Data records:
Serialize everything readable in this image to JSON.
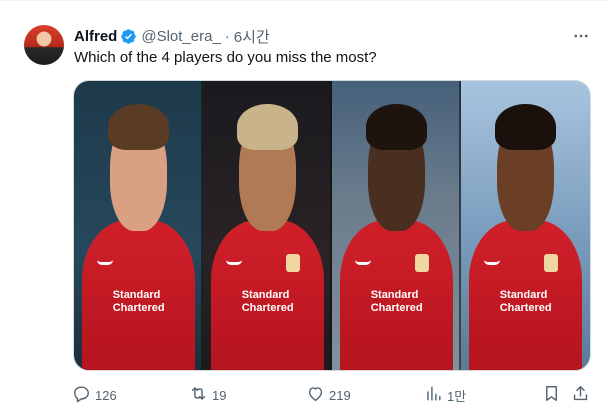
{
  "tweet": {
    "author_name": "Alfred",
    "handle": "@Slot_era_",
    "separator": "·",
    "time": "6시간",
    "text": "Which of the 4 players do you miss the most?",
    "media": {
      "players": [
        {
          "sponsor": "Standard Chartered"
        },
        {
          "sponsor": "Standard Chartered"
        },
        {
          "sponsor": "Standard Chartered"
        },
        {
          "sponsor": "Standard Chartered"
        }
      ]
    },
    "actions": {
      "replies": "126",
      "reposts": "19",
      "likes": "219",
      "views": "1만"
    }
  },
  "colors": {
    "verified": "#1d9bf0",
    "secondary_text": "#536471",
    "shirt_red": "#c8102e"
  },
  "icons": {
    "more": "more-icon",
    "verified": "verified-badge-icon",
    "reply": "reply-icon",
    "repost": "repost-icon",
    "like": "heart-icon",
    "views": "views-icon",
    "bookmark": "bookmark-icon",
    "share": "share-icon"
  }
}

**TO BE DONE:** Transcribe the full listing above exactly as it stands, minus the pictures.

**FINISHED TASK:**
Serialize everything readable in this image to JSON.
{
  "tweet": {
    "author_name": "Alfred",
    "handle": "@Slot_era_",
    "separator": "·",
    "time": "6시간",
    "text": "Which of the 4 players do you miss the most?",
    "media": {
      "players": [
        {
          "sponsor": "Standard Chartered"
        },
        {
          "sponsor": "Standard Chartered"
        },
        {
          "sponsor": "Standard Chartered"
        },
        {
          "sponsor": "Standard Chartered"
        }
      ]
    },
    "actions": {
      "replies": "126",
      "reposts": "19",
      "likes": "219",
      "views": "1만"
    }
  },
  "colors": {
    "verified": "#1d9bf0",
    "secondary_text": "#536471",
    "shirt_red": "#c8102e"
  },
  "icons": {
    "more": "more-icon",
    "verified": "verified-badge-icon",
    "reply": "reply-icon",
    "repost": "repost-icon",
    "like": "heart-icon",
    "views": "views-icon",
    "bookmark": "bookmark-icon",
    "share": "share-icon"
  }
}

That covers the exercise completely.